▶ **Problem description**
Would you return every line of the listing below that has "ratio" in it?

▶ **Data extract**
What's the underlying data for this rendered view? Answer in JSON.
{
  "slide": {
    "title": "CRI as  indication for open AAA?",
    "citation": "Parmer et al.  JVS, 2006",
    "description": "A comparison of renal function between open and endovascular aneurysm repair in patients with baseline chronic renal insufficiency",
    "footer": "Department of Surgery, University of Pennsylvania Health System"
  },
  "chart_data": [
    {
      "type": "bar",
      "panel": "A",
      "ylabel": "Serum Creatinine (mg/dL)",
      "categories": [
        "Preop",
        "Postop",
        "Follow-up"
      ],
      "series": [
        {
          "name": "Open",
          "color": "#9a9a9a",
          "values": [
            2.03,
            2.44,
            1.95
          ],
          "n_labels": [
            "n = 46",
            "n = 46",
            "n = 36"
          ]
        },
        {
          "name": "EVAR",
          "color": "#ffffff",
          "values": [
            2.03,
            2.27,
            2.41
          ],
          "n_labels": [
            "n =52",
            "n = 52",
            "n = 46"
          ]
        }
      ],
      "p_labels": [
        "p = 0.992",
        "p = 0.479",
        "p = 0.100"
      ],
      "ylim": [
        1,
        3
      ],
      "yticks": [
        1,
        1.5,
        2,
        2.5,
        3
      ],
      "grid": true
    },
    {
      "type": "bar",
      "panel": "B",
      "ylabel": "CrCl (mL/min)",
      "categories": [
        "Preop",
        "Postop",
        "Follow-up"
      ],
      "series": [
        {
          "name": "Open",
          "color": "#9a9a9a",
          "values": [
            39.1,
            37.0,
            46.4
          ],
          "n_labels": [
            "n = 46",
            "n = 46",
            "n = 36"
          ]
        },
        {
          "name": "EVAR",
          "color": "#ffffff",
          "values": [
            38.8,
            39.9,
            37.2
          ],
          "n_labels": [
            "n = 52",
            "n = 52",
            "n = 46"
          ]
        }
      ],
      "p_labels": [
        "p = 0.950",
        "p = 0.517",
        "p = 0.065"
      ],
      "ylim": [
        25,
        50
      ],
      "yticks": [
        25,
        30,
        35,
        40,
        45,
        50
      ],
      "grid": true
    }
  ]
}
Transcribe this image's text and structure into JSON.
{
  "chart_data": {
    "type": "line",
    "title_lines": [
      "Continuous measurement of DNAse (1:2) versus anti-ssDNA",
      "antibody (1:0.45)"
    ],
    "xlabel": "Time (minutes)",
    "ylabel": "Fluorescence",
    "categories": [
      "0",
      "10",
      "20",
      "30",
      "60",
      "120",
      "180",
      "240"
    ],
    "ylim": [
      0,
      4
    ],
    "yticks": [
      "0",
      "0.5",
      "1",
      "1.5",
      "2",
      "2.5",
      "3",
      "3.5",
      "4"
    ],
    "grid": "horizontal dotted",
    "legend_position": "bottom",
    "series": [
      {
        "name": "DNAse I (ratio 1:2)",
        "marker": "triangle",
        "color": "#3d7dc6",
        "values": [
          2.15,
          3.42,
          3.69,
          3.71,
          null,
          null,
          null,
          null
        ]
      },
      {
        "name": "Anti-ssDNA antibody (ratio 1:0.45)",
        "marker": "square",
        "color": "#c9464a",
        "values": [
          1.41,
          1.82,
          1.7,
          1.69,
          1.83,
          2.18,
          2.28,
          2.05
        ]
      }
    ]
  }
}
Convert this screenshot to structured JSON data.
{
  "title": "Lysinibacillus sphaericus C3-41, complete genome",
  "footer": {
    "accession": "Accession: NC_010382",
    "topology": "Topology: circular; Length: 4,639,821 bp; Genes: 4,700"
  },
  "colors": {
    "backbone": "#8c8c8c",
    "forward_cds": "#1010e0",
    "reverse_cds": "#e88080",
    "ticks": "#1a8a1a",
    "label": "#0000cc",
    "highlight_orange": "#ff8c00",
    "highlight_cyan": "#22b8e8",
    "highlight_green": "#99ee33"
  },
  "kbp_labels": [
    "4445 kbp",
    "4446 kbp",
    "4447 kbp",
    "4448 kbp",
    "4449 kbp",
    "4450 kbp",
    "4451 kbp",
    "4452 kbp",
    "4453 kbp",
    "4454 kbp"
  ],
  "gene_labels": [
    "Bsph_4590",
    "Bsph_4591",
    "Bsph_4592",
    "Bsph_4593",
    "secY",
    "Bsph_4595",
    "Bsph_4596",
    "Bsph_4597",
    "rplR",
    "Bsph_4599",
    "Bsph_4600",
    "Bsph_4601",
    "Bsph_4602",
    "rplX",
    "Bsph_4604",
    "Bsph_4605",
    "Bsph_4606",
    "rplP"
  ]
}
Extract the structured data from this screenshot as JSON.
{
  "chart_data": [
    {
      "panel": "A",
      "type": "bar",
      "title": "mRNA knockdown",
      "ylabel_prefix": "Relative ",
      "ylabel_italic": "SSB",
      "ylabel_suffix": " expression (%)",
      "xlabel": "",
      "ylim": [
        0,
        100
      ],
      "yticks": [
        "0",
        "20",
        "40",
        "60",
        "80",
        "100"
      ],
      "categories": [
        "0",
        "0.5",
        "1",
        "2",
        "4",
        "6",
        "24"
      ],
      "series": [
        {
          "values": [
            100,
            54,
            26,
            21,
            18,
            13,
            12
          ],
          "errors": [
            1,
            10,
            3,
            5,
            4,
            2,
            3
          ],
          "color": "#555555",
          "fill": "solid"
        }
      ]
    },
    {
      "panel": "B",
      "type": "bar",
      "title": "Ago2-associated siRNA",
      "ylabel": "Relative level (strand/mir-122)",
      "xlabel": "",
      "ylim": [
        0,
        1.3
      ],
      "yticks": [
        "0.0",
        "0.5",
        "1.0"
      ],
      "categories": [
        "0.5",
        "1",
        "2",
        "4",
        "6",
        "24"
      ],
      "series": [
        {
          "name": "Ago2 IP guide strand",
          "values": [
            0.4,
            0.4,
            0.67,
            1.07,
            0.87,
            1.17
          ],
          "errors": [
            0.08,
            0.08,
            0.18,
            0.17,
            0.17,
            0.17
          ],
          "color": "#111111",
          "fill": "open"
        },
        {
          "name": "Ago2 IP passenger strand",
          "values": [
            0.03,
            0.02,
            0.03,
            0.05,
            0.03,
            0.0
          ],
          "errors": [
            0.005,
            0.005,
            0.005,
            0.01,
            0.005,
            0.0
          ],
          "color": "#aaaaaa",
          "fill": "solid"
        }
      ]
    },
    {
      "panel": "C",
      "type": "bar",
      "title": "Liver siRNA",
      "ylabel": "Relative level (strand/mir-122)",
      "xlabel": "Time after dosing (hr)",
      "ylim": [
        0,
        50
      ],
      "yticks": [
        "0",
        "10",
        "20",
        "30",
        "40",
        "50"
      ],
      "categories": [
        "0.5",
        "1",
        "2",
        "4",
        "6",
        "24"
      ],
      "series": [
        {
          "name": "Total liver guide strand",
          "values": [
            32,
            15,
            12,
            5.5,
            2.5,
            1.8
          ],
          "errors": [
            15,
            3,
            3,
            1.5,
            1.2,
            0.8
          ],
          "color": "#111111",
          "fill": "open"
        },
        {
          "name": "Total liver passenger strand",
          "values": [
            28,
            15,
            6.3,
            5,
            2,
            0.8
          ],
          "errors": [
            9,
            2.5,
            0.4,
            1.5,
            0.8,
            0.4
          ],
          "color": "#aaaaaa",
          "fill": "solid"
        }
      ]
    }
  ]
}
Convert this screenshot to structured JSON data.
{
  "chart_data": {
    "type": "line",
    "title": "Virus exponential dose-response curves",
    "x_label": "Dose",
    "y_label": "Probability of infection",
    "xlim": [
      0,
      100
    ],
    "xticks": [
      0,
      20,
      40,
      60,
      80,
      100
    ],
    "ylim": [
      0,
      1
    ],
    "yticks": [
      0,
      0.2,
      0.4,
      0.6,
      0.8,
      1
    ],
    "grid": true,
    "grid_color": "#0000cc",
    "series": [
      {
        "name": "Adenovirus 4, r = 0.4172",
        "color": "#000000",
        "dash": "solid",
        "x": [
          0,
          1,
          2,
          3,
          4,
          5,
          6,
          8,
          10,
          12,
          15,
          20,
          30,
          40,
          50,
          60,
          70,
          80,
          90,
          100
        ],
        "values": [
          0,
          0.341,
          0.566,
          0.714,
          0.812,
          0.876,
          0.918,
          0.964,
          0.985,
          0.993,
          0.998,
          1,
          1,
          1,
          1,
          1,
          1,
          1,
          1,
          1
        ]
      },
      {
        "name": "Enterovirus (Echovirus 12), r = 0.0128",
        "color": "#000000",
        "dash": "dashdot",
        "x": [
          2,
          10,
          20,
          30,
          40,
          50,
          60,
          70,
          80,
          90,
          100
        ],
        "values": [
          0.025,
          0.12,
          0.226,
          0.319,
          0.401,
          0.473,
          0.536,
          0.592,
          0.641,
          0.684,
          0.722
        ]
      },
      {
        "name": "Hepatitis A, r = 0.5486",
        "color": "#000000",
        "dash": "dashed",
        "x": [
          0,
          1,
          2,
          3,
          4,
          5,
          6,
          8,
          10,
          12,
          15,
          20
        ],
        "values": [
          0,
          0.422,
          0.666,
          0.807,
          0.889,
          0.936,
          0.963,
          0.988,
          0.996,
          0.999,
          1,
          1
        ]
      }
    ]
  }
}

▶ **Task result**
        "name": "DNAse I (ratio 1:2)",
        "name": "Anti-ssDNA antibody (ratio 1:0.45)",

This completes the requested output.